[Rows from a figure dataset]
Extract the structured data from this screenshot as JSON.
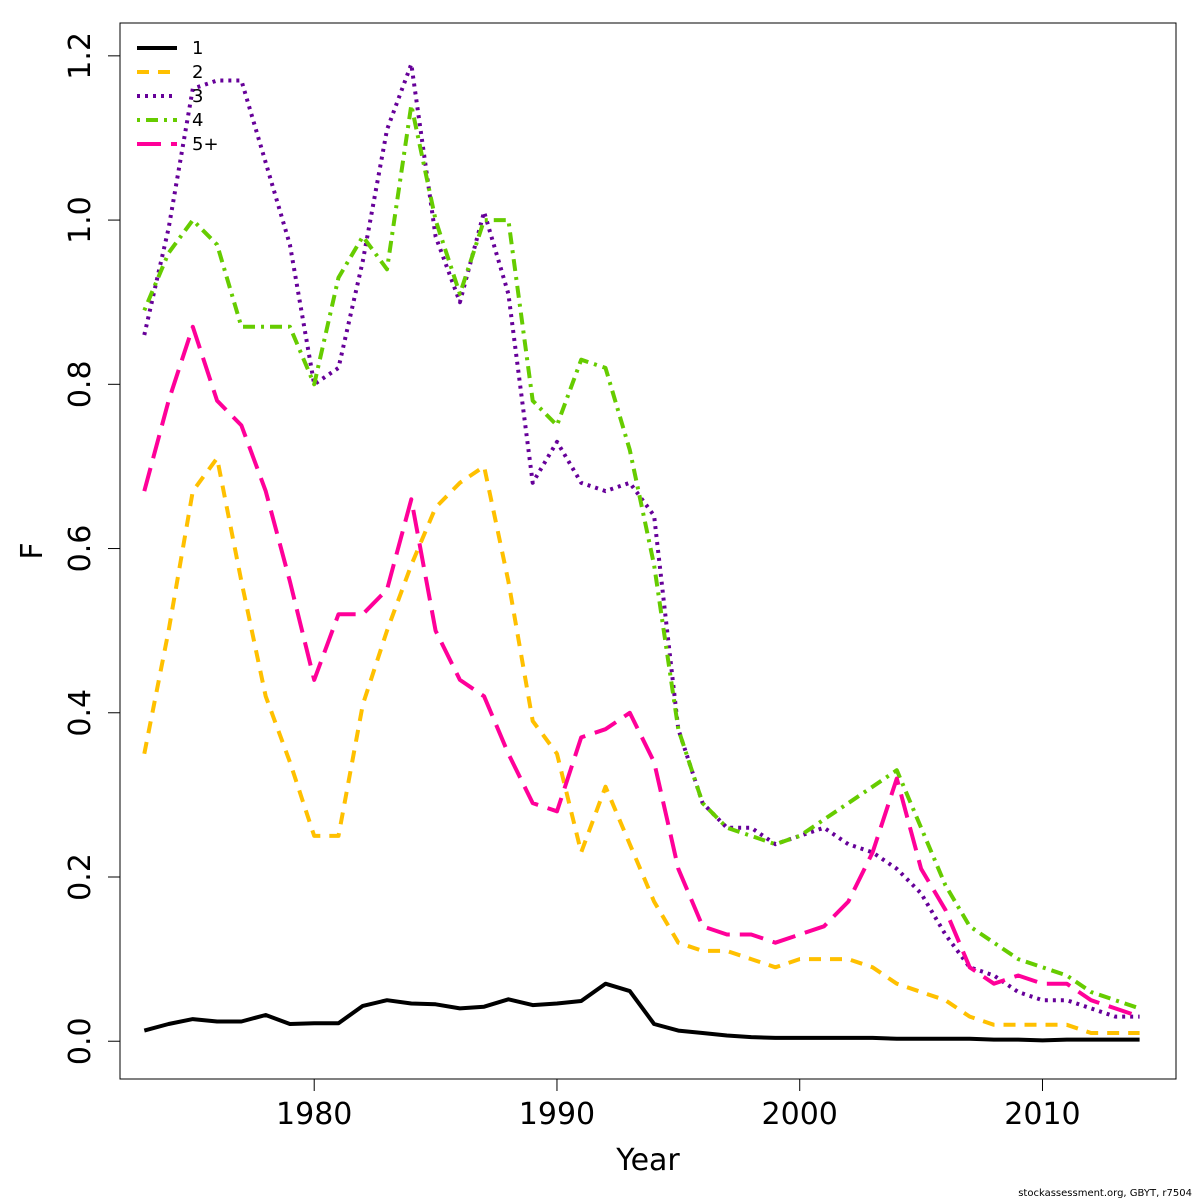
{
  "chart_data": {
    "type": "line",
    "xlabel": "Year",
    "ylabel": "F",
    "xlim": [
      1972,
      2015.5
    ],
    "ylim": [
      -0.046,
      1.24
    ],
    "xticks": [
      1980,
      1990,
      2000,
      2010
    ],
    "yticks": [
      0.0,
      0.2,
      0.4,
      0.6,
      0.8,
      1.0,
      1.2
    ],
    "ytick_labels": [
      "0.0",
      "0.2",
      "0.4",
      "0.6",
      "0.8",
      "1.0",
      "1.2"
    ],
    "legend_position": "top-left",
    "grid": false,
    "x": [
      1973,
      1974,
      1975,
      1976,
      1977,
      1978,
      1979,
      1980,
      1981,
      1982,
      1983,
      1984,
      1985,
      1986,
      1987,
      1988,
      1989,
      1990,
      1991,
      1992,
      1993,
      1994,
      1995,
      1996,
      1997,
      1998,
      1999,
      2000,
      2001,
      2002,
      2003,
      2004,
      2005,
      2006,
      2007,
      2008,
      2009,
      2010,
      2011,
      2012,
      2013,
      2014
    ],
    "series": [
      {
        "name": "1",
        "color": "#000000",
        "dash": "solid",
        "values": [
          0.013,
          0.021,
          0.027,
          0.024,
          0.024,
          0.032,
          0.021,
          0.022,
          0.022,
          0.043,
          0.05,
          0.046,
          0.045,
          0.04,
          0.042,
          0.051,
          0.044,
          0.046,
          0.049,
          0.07,
          0.061,
          0.021,
          0.013,
          0.01,
          0.007,
          0.005,
          0.004,
          0.004,
          0.004,
          0.004,
          0.004,
          0.003,
          0.003,
          0.003,
          0.003,
          0.002,
          0.002,
          0.001,
          0.002,
          0.002,
          0.002,
          0.002
        ]
      },
      {
        "name": "2",
        "color": "#FFC000",
        "dash": "dashed",
        "values": [
          0.35,
          0.5,
          0.67,
          0.71,
          0.56,
          0.42,
          0.34,
          0.25,
          0.25,
          0.41,
          0.5,
          0.58,
          0.65,
          0.68,
          0.7,
          0.56,
          0.39,
          0.35,
          0.23,
          0.31,
          0.24,
          0.17,
          0.12,
          0.11,
          0.11,
          0.1,
          0.09,
          0.1,
          0.1,
          0.1,
          0.09,
          0.07,
          0.06,
          0.05,
          0.03,
          0.02,
          0.02,
          0.02,
          0.02,
          0.01,
          0.01,
          0.01
        ]
      },
      {
        "name": "3",
        "color": "#660099",
        "dash": "dotted",
        "values": [
          0.86,
          0.99,
          1.16,
          1.17,
          1.17,
          1.07,
          0.97,
          0.8,
          0.82,
          0.95,
          1.11,
          1.19,
          0.98,
          0.9,
          1.01,
          0.91,
          0.68,
          0.73,
          0.68,
          0.67,
          0.68,
          0.64,
          0.38,
          0.29,
          0.26,
          0.26,
          0.24,
          0.25,
          0.26,
          0.24,
          0.23,
          0.21,
          0.18,
          0.13,
          0.09,
          0.08,
          0.06,
          0.05,
          0.05,
          0.04,
          0.03,
          0.03
        ]
      },
      {
        "name": "4",
        "color": "#66CC00",
        "dash": "dotdash",
        "values": [
          0.89,
          0.96,
          1.0,
          0.97,
          0.87,
          0.87,
          0.87,
          0.8,
          0.93,
          0.98,
          0.94,
          1.14,
          1.0,
          0.91,
          1.0,
          1.0,
          0.78,
          0.75,
          0.83,
          0.82,
          0.72,
          0.58,
          0.38,
          0.29,
          0.26,
          0.25,
          0.24,
          0.25,
          0.27,
          0.29,
          0.31,
          0.33,
          0.26,
          0.19,
          0.14,
          0.12,
          0.1,
          0.09,
          0.08,
          0.06,
          0.05,
          0.04
        ]
      },
      {
        "name": "5+",
        "color": "#FF0099",
        "dash": "longdash",
        "values": [
          0.67,
          0.78,
          0.87,
          0.78,
          0.75,
          0.67,
          0.56,
          0.44,
          0.52,
          0.52,
          0.55,
          0.66,
          0.5,
          0.44,
          0.42,
          0.35,
          0.29,
          0.28,
          0.37,
          0.38,
          0.4,
          0.34,
          0.21,
          0.14,
          0.13,
          0.13,
          0.12,
          0.13,
          0.14,
          0.17,
          0.23,
          0.32,
          0.21,
          0.16,
          0.09,
          0.07,
          0.08,
          0.07,
          0.07,
          0.05,
          0.04,
          0.03
        ]
      }
    ]
  },
  "footer": {
    "note": "stockassessment.org, GBYT, r7504"
  }
}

*What is needed*. Write every entry out again exactly, dropping the pictures.

*Solution to the exercise*.
Extract the structured data from this screenshot as JSON.
{
  "chart_data": {
    "type": "line",
    "xlabel": "Year",
    "ylabel": "F",
    "xlim": [
      1972,
      2015.5
    ],
    "ylim": [
      -0.046,
      1.24
    ],
    "xticks": [
      1980,
      1990,
      2000,
      2010
    ],
    "yticks": [
      0.0,
      0.2,
      0.4,
      0.6,
      0.8,
      1.0,
      1.2
    ],
    "ytick_labels": [
      "0.0",
      "0.2",
      "0.4",
      "0.6",
      "0.8",
      "1.0",
      "1.2"
    ],
    "legend_position": "top-left",
    "grid": false,
    "x": [
      1973,
      1974,
      1975,
      1976,
      1977,
      1978,
      1979,
      1980,
      1981,
      1982,
      1983,
      1984,
      1985,
      1986,
      1987,
      1988,
      1989,
      1990,
      1991,
      1992,
      1993,
      1994,
      1995,
      1996,
      1997,
      1998,
      1999,
      2000,
      2001,
      2002,
      2003,
      2004,
      2005,
      2006,
      2007,
      2008,
      2009,
      2010,
      2011,
      2012,
      2013,
      2014
    ],
    "series": [
      {
        "name": "1",
        "color": "#000000",
        "dash": "solid",
        "values": [
          0.013,
          0.021,
          0.027,
          0.024,
          0.024,
          0.032,
          0.021,
          0.022,
          0.022,
          0.043,
          0.05,
          0.046,
          0.045,
          0.04,
          0.042,
          0.051,
          0.044,
          0.046,
          0.049,
          0.07,
          0.061,
          0.021,
          0.013,
          0.01,
          0.007,
          0.005,
          0.004,
          0.004,
          0.004,
          0.004,
          0.004,
          0.003,
          0.003,
          0.003,
          0.003,
          0.002,
          0.002,
          0.001,
          0.002,
          0.002,
          0.002,
          0.002
        ]
      },
      {
        "name": "2",
        "color": "#FFC000",
        "dash": "dashed",
        "values": [
          0.35,
          0.5,
          0.67,
          0.71,
          0.56,
          0.42,
          0.34,
          0.25,
          0.25,
          0.41,
          0.5,
          0.58,
          0.65,
          0.68,
          0.7,
          0.56,
          0.39,
          0.35,
          0.23,
          0.31,
          0.24,
          0.17,
          0.12,
          0.11,
          0.11,
          0.1,
          0.09,
          0.1,
          0.1,
          0.1,
          0.09,
          0.07,
          0.06,
          0.05,
          0.03,
          0.02,
          0.02,
          0.02,
          0.02,
          0.01,
          0.01,
          0.01
        ]
      },
      {
        "name": "3",
        "color": "#660099",
        "dash": "dotted",
        "values": [
          0.86,
          0.99,
          1.16,
          1.17,
          1.17,
          1.07,
          0.97,
          0.8,
          0.82,
          0.95,
          1.11,
          1.19,
          0.98,
          0.9,
          1.01,
          0.91,
          0.68,
          0.73,
          0.68,
          0.67,
          0.68,
          0.64,
          0.38,
          0.29,
          0.26,
          0.26,
          0.24,
          0.25,
          0.26,
          0.24,
          0.23,
          0.21,
          0.18,
          0.13,
          0.09,
          0.08,
          0.06,
          0.05,
          0.05,
          0.04,
          0.03,
          0.03
        ]
      },
      {
        "name": "4",
        "color": "#66CC00",
        "dash": "dotdash",
        "values": [
          0.89,
          0.96,
          1.0,
          0.97,
          0.87,
          0.87,
          0.87,
          0.8,
          0.93,
          0.98,
          0.94,
          1.14,
          1.0,
          0.91,
          1.0,
          1.0,
          0.78,
          0.75,
          0.83,
          0.82,
          0.72,
          0.58,
          0.38,
          0.29,
          0.26,
          0.25,
          0.24,
          0.25,
          0.27,
          0.29,
          0.31,
          0.33,
          0.26,
          0.19,
          0.14,
          0.12,
          0.1,
          0.09,
          0.08,
          0.06,
          0.05,
          0.04
        ]
      },
      {
        "name": "5+",
        "color": "#FF0099",
        "dash": "longdash",
        "values": [
          0.67,
          0.78,
          0.87,
          0.78,
          0.75,
          0.67,
          0.56,
          0.44,
          0.52,
          0.52,
          0.55,
          0.66,
          0.5,
          0.44,
          0.42,
          0.35,
          0.29,
          0.28,
          0.37,
          0.38,
          0.4,
          0.34,
          0.21,
          0.14,
          0.13,
          0.13,
          0.12,
          0.13,
          0.14,
          0.17,
          0.23,
          0.32,
          0.21,
          0.16,
          0.09,
          0.07,
          0.08,
          0.07,
          0.07,
          0.05,
          0.04,
          0.03
        ]
      }
    ]
  },
  "footer": {
    "note": "stockassessment.org, GBYT, r7504"
  }
}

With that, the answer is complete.